(Entries from a visual dataset)

>> START

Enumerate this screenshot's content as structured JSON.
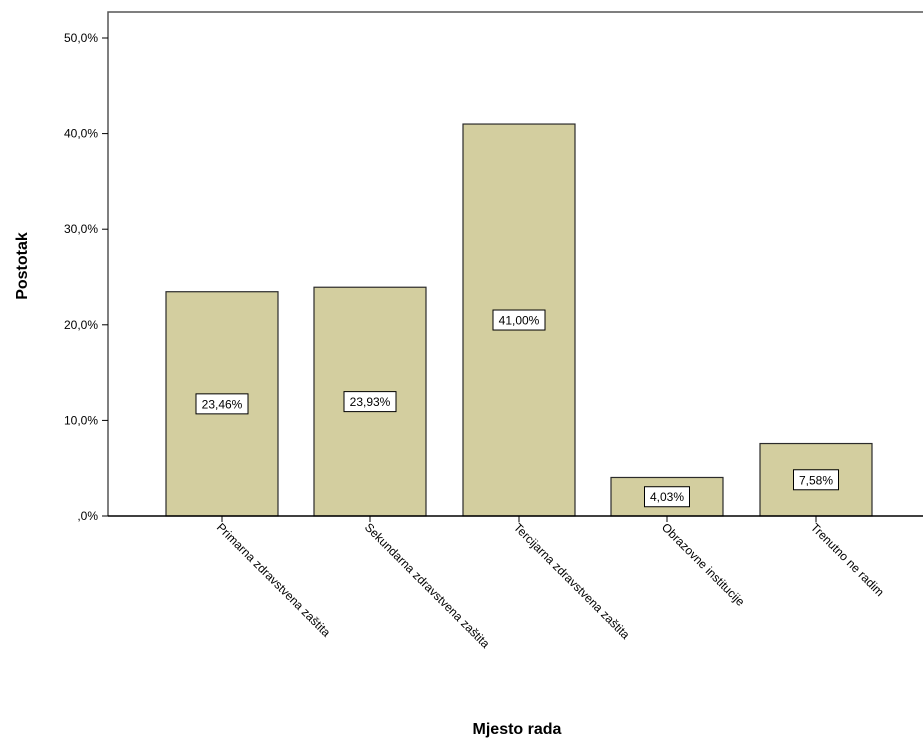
{
  "chart_data": {
    "type": "bar",
    "xlabel": "Mjesto rada",
    "ylabel": "Postotak",
    "ylim": [
      0,
      50
    ],
    "yticks": [
      0,
      10,
      20,
      30,
      40,
      50
    ],
    "ytick_labels": [
      ",0%",
      "10,0%",
      "20,0%",
      "30,0%",
      "40,0%",
      "50,0%"
    ],
    "categories": [
      "Primarna zdravstvena zaštita",
      "Sekundarna zdravstvena zaštita",
      "Tercijarna zdravstvena zaštita",
      "Obrazovne institucije",
      "Trenutno ne radim"
    ],
    "values": [
      23.46,
      23.93,
      41.0,
      4.03,
      7.58
    ],
    "data_labels": [
      "23,46%",
      "23,93%",
      "41,00%",
      "4,03%",
      "7,58%"
    ],
    "bar_color": "#d3ce9f",
    "grid": false,
    "legend": "none"
  }
}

>> END

Leave the pictures out and reproduce each record exactly as written.

[SOLVED EXERCISE]
Enumerate this screenshot's content as structured JSON.
{
  "chart_data": {
    "type": "bar",
    "xlabel": "Mjesto rada",
    "ylabel": "Postotak",
    "ylim": [
      0,
      50
    ],
    "yticks": [
      0,
      10,
      20,
      30,
      40,
      50
    ],
    "ytick_labels": [
      ",0%",
      "10,0%",
      "20,0%",
      "30,0%",
      "40,0%",
      "50,0%"
    ],
    "categories": [
      "Primarna zdravstvena zaštita",
      "Sekundarna zdravstvena zaštita",
      "Tercijarna zdravstvena zaštita",
      "Obrazovne institucije",
      "Trenutno ne radim"
    ],
    "values": [
      23.46,
      23.93,
      41.0,
      4.03,
      7.58
    ],
    "data_labels": [
      "23,46%",
      "23,93%",
      "41,00%",
      "4,03%",
      "7,58%"
    ],
    "bar_color": "#d3ce9f",
    "grid": false,
    "legend": "none"
  }
}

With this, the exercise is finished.